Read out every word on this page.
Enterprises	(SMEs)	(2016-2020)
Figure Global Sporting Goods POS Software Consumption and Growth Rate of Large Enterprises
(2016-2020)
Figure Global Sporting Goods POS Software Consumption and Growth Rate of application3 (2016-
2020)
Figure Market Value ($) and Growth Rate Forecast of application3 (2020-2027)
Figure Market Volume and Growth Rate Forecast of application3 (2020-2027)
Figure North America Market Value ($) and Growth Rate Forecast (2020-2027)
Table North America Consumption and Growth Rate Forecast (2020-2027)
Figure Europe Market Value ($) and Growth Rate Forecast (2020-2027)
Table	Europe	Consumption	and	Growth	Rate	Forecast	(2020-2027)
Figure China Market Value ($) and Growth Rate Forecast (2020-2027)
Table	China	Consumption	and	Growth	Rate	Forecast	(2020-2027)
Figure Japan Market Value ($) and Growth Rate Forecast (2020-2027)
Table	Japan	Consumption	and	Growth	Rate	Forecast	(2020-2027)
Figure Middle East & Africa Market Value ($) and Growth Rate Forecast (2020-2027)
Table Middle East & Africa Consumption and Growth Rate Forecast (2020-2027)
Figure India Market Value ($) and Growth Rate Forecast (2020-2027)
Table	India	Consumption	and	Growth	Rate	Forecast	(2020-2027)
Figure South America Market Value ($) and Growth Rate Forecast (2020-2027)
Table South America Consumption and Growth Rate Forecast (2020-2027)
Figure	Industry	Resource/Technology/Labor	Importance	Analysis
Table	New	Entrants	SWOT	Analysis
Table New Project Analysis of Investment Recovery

| Set problem |
Retype the listing. Match it exactly.

| Result |
Read out every word on this page.
Enterprises	(SMEs)	(2016-2020)
Figure Global Sporting Goods POS Software Consumption and Growth Rate of Large Enterprises
(2016-2020)
Figure Global Sporting Goods POS Software Consumption and Growth Rate of application3 (2016-
2020)
Figure Market Value ($) and Growth Rate Forecast of application3 (2020-2027)
Figure Market Volume and Growth Rate Forecast of application3 (2020-2027)
Figure North America Market Value ($) and Growth Rate Forecast (2020-2027)
Table North America Consumption and Growth Rate Forecast (2020-2027)
Figure Europe Market Value ($) and Growth Rate Forecast (2020-2027)
Table	Europe	Consumption	and	Growth	Rate	Forecast	(2020-2027)
Figure China Market Value ($) and Growth Rate Forecast (2020-2027)
Table	China	Consumption	and	Growth	Rate	Forecast	(2020-2027)
Figure Japan Market Value ($) and Growth Rate Forecast (2020-2027)
Table	Japan	Consumption	and	Growth	Rate	Forecast	(2020-2027)
Figure Middle East & Africa Market Value ($) and Growth Rate Forecast (2020-2027)
Table Middle East & Africa Consumption and Growth Rate Forecast (2020-2027)
Figure India Market Value ($) and Growth Rate Forecast (2020-2027)
Table	India	Consumption	and	Growth	Rate	Forecast	(2020-2027)
Figure South America Market Value ($) and Growth Rate Forecast (2020-2027)
Table South America Consumption and Growth Rate Forecast (2020-2027)
Figure	Industry	Resource/Technology/Labor	Importance	Analysis
Table	New	Entrants	SWOT	Analysis
Table New Project Analysis of Investment Recovery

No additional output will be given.